TASK GOAL —
Leave the pictures out and reproduce, exactly, the lines from the one with "OCR this image." through the end of the entries below.

EXCERPTED DATA —
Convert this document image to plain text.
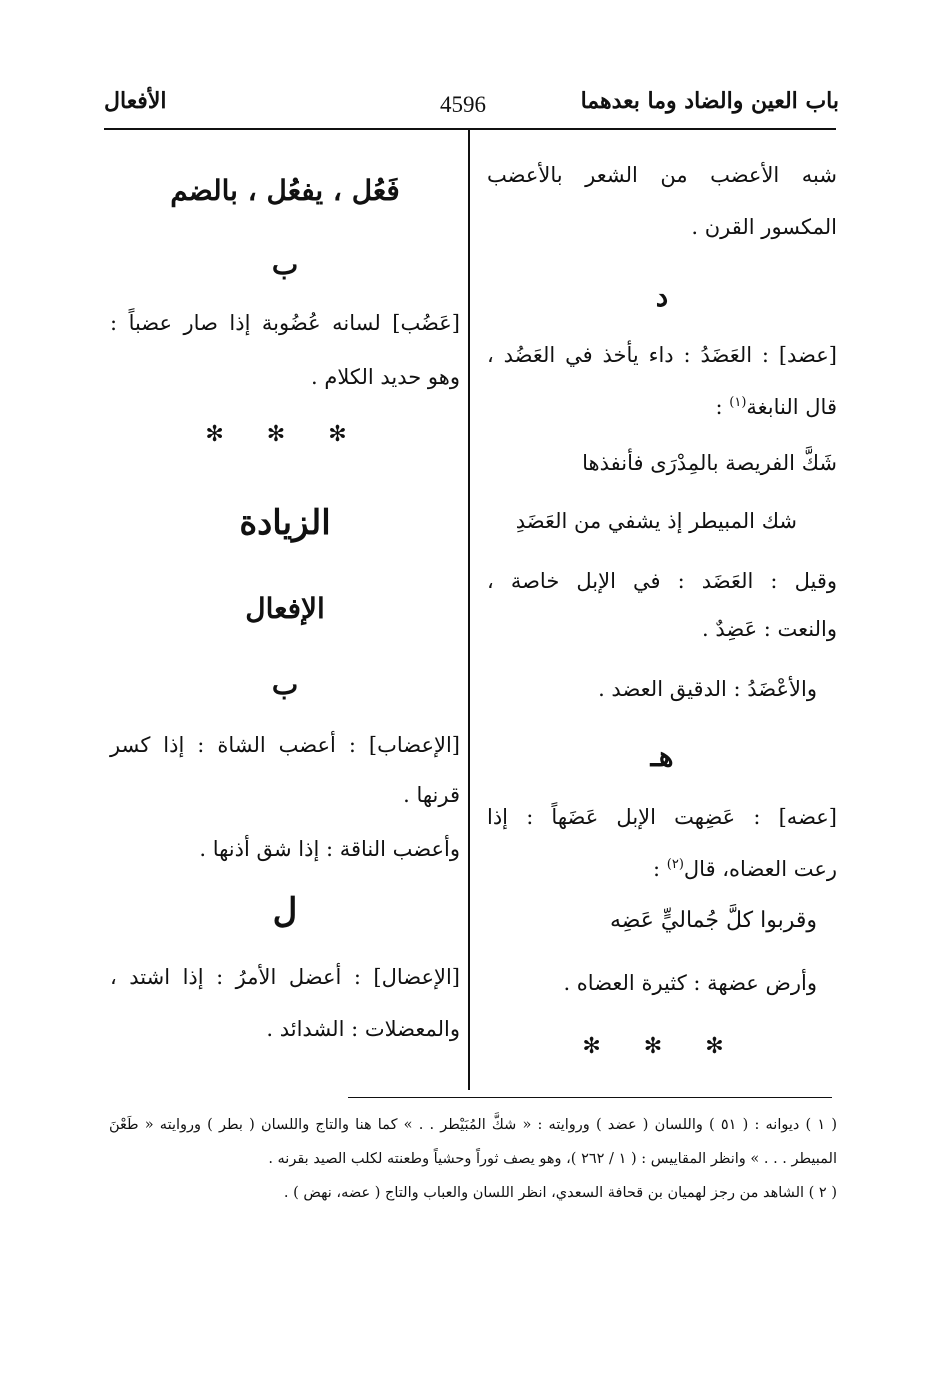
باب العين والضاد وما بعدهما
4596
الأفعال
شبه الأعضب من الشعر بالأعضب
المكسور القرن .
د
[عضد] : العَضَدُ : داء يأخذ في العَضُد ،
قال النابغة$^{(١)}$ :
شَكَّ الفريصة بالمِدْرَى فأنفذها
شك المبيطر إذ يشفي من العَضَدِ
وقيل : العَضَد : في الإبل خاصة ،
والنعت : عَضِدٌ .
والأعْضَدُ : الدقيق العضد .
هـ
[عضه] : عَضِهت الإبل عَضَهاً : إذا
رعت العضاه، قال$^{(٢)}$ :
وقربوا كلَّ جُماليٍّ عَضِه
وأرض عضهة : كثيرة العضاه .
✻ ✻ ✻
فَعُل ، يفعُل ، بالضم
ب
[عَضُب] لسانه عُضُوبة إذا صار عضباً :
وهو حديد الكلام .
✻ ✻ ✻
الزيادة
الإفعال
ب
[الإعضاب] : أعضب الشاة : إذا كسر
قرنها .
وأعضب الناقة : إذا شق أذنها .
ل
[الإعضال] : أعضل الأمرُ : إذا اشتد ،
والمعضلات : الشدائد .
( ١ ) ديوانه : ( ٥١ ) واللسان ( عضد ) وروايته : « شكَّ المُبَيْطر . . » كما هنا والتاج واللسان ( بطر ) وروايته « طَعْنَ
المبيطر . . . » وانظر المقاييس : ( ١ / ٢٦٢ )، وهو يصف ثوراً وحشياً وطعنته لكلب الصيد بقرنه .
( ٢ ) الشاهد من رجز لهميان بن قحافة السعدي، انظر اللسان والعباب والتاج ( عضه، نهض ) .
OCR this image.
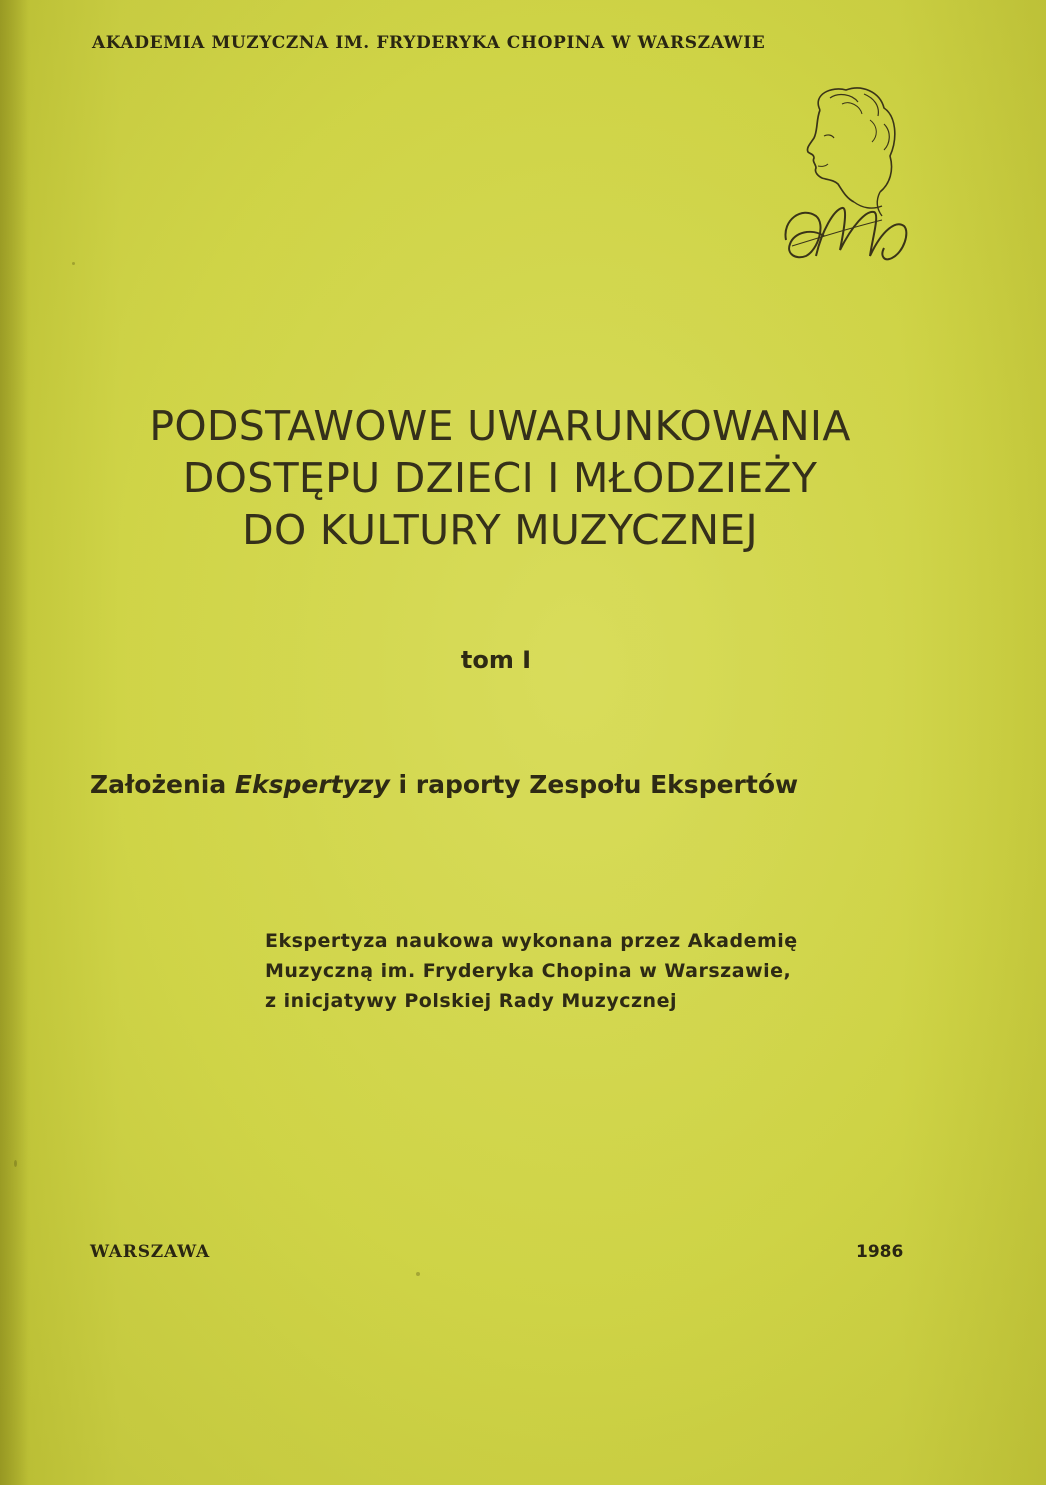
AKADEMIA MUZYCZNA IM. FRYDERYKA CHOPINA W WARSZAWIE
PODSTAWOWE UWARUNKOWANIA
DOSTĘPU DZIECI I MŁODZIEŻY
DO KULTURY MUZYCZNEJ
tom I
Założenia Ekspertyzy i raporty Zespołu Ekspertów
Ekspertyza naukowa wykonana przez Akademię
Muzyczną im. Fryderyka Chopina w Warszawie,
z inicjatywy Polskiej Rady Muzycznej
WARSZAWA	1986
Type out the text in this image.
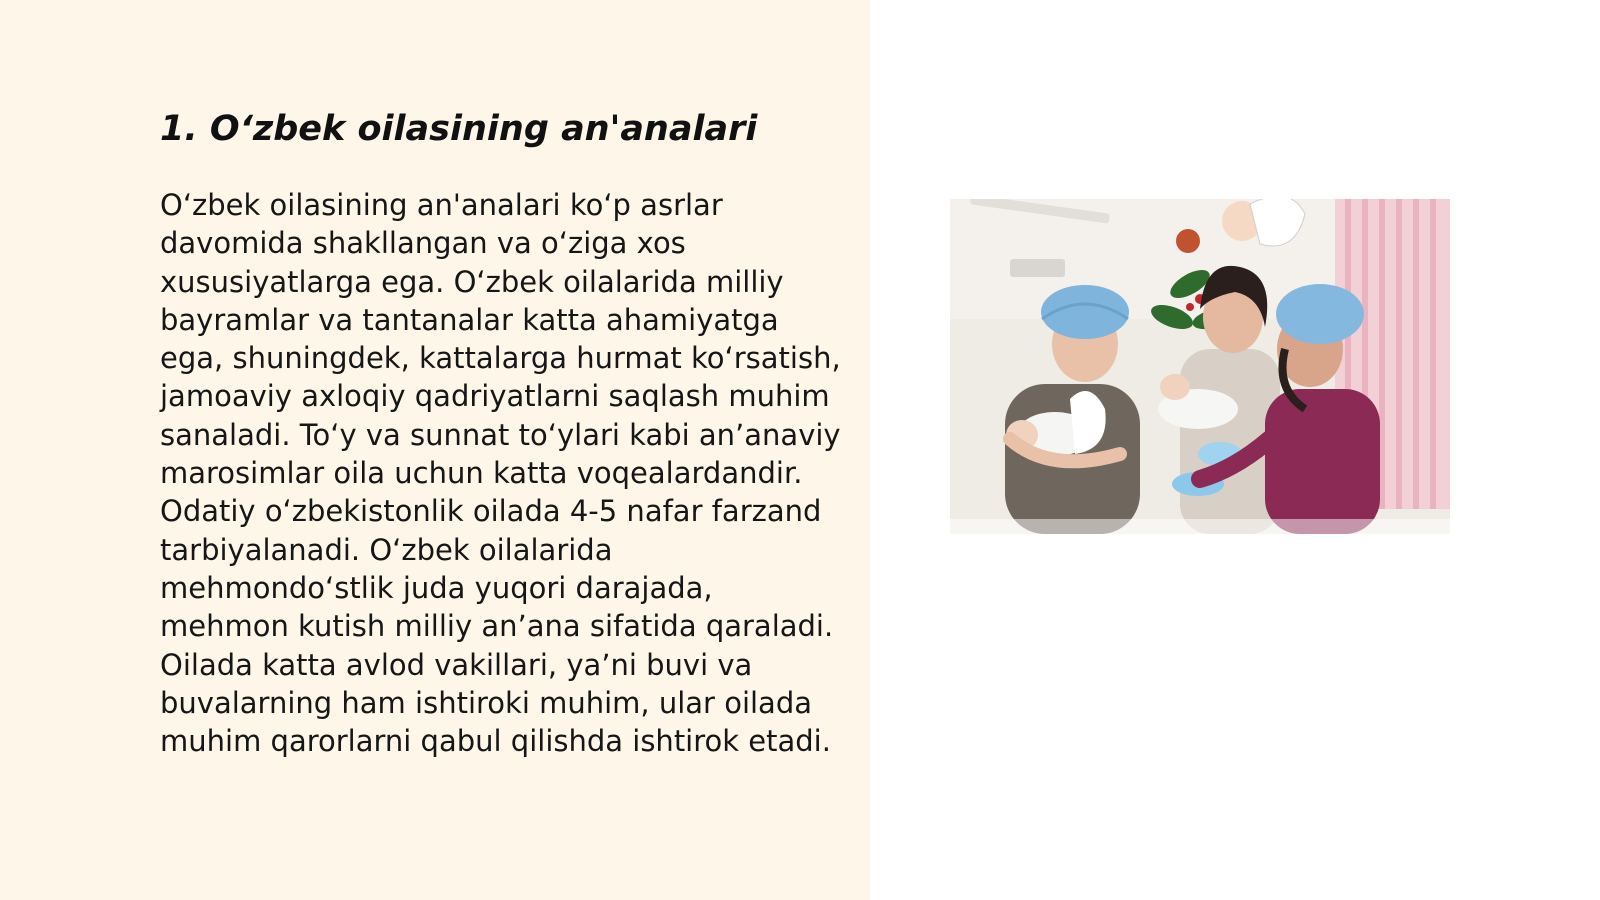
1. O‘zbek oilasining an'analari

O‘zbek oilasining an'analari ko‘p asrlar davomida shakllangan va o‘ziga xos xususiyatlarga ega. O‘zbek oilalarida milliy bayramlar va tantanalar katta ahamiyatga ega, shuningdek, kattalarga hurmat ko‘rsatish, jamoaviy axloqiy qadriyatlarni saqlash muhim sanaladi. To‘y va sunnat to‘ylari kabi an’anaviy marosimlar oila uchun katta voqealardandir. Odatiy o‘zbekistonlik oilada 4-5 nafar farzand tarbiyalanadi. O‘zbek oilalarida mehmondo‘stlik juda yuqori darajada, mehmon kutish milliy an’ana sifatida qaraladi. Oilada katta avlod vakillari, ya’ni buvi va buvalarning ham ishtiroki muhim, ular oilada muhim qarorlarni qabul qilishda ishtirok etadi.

RESULT OF THE EXERCISE —
OCR this image.
AKADEMIA MUZYCZNA IM. FRYDERYKA CHOPINA W WARSZAWIE
PODSTAWOWE UWARUNKOWANIA
DOSTĘPU DZIECI I MŁODZIEŻY
DO KULTURY MUZYCZNEJ
tom I
Założenia Ekspertyzy i raporty Zespołu Ekspertów
Ekspertyza naukowa wykonana przez Akademię
Muzyczną im. Fryderyka Chopina w Warszawie,
z inicjatywy Polskiej Rady Muzycznej
WARSZAWA	1986
Type out the text in this image.
1. O‘zbek oilasining an'analari

O‘zbek oilasining an'analari ko‘p asrlar davomida shakllangan va o‘ziga xos xususiyatlarga ega. O‘zbek oilalarida milliy bayramlar va tantanalar katta ahamiyatga ega, shuningdek, kattalarga hurmat ko‘rsatish, jamoaviy axloqiy qadriyatlarni saqlash muhim sanaladi. To‘y va sunnat to‘ylari kabi an’anaviy marosimlar oila uchun katta voqealardandir. Odatiy o‘zbekistonlik oilada 4-5 nafar farzand tarbiyalanadi. O‘zbek oilalarida mehmondo‘stlik juda yuqori darajada, mehmon kutish milliy an’ana sifatida qaraladi. Oilada katta avlod vakillari, ya’ni buvi va buvalarning ham ishtiroki muhim, ular oilada muhim qarorlarni qabul qilishda ishtirok etadi.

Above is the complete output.